[MATERIAL SUPPLIED start]

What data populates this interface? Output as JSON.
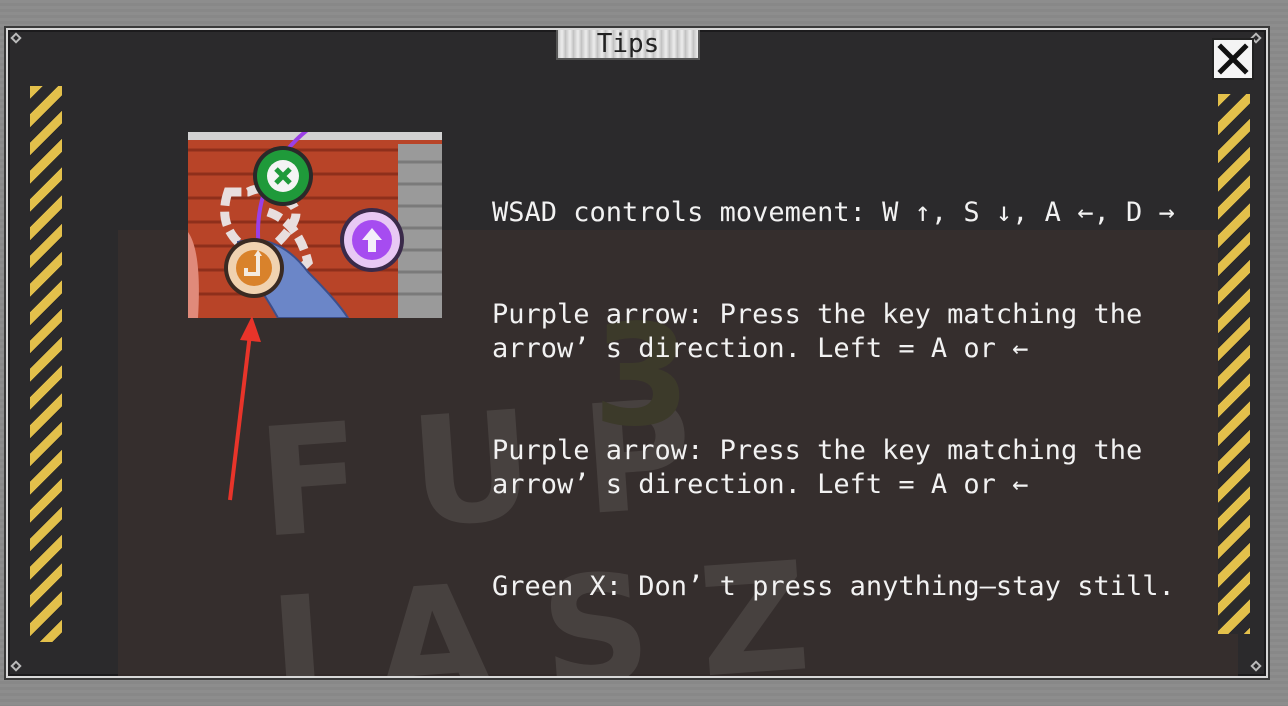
{
  "dialog": {
    "title": "Tips",
    "close_label": "close"
  },
  "tips": {
    "lines": [
      "WSAD controls movement: W ↑, S ↓, A ←, D →",
      "Purple arrow: Press the key matching the arrow’ s direction. Left = A or ←",
      "Purple arrow: Press the key matching the arrow’ s direction. Left = A or ←",
      "Green X: Don’ t press anything—stay still."
    ]
  },
  "icons": {
    "close": "close-icon",
    "green_x": "green-x-icon",
    "purple_arrow": "purple-up-arrow-icon",
    "orange_arrow": "orange-turn-arrow-icon",
    "annotation_arrow": "red-annotation-arrow"
  },
  "colors": {
    "panel_bg": "#2b2a2c",
    "hazard_yellow": "#e3c04b",
    "text": "#f2f2f2",
    "green_icon": "#1f9a3a",
    "purple_icon": "#a64cf0",
    "orange_icon": "#d9822b",
    "annotation_red": "#e8342a"
  }
}
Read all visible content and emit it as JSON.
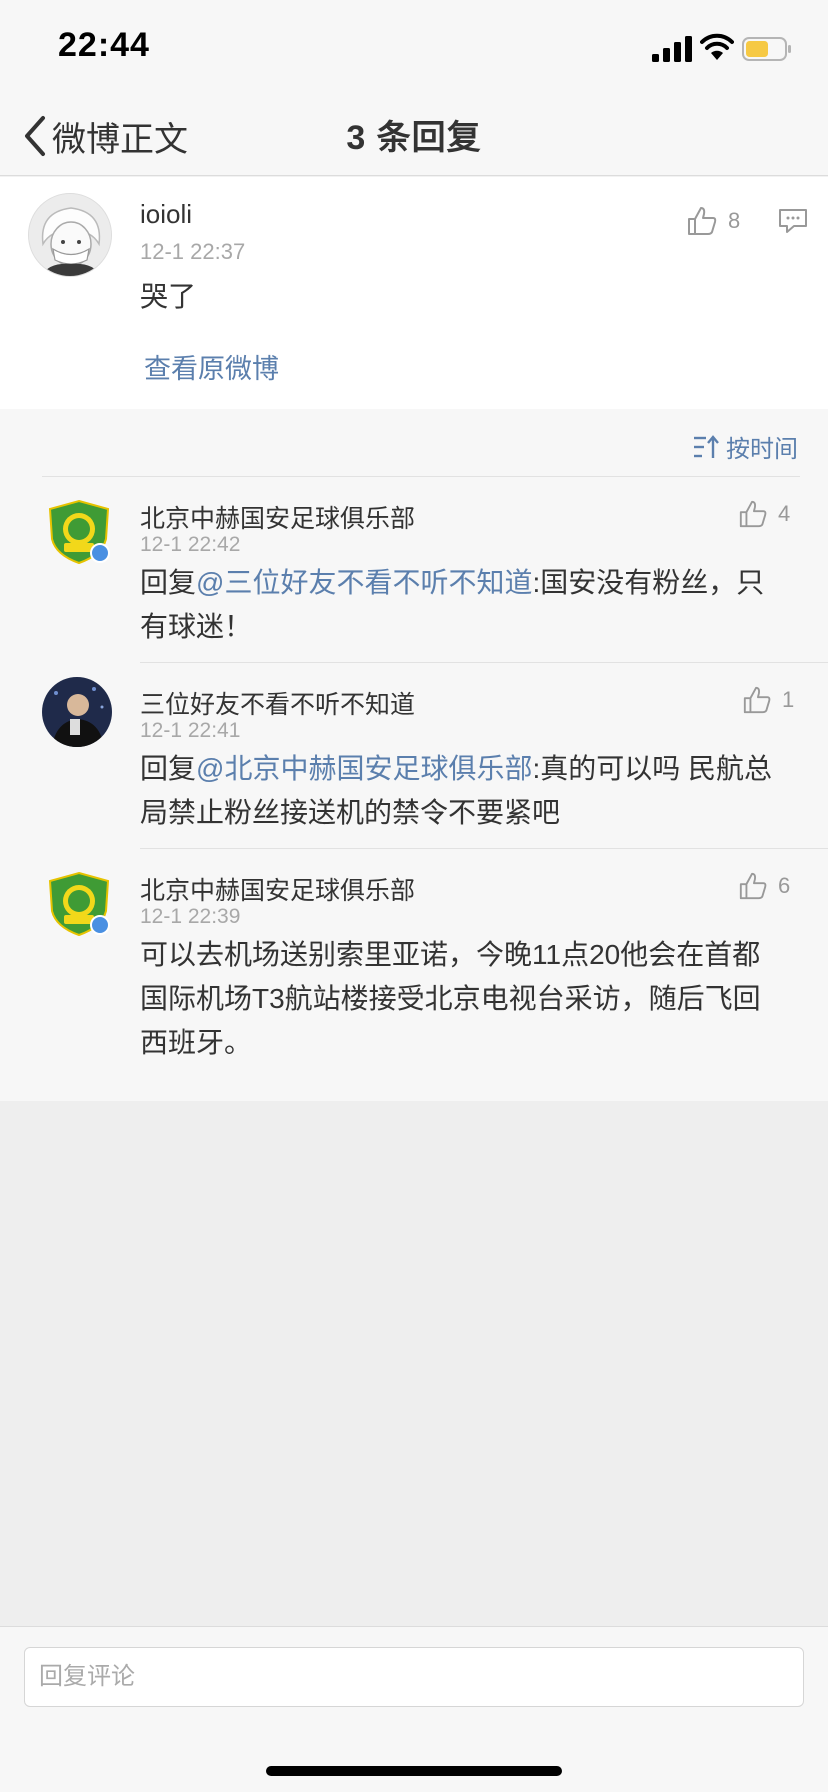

[MATERIAL SUPPLIED end]

→ **TASK BRIEF**:
Without the images, write out each line of the data verbatim.

→ **ANSWER BELOW**:
What data populates this interface? Output as JSON.
{
  "dialog": {
    "title": "Tips",
    "close_label": "close"
  },
  "tips": {
    "lines": [
      "WSAD controls movement: W ↑, S ↓, A ←, D →",
      "Purple arrow: Press the key matching the arrow’ s direction. Left = A or ←",
      "Purple arrow: Press the key matching the arrow’ s direction. Left = A or ←",
      "Green X: Don’ t press anything—stay still."
    ]
  },
  "icons": {
    "close": "close-icon",
    "green_x": "green-x-icon",
    "purple_arrow": "purple-up-arrow-icon",
    "orange_arrow": "orange-turn-arrow-icon",
    "annotation_arrow": "red-annotation-arrow"
  },
  "colors": {
    "panel_bg": "#2b2a2c",
    "hazard_yellow": "#e3c04b",
    "text": "#f2f2f2",
    "green_icon": "#1f9a3a",
    "purple_icon": "#a64cf0",
    "orange_icon": "#d9822b",
    "annotation_red": "#e8342a"
  }
}
Read all visible content and emit it as JSON.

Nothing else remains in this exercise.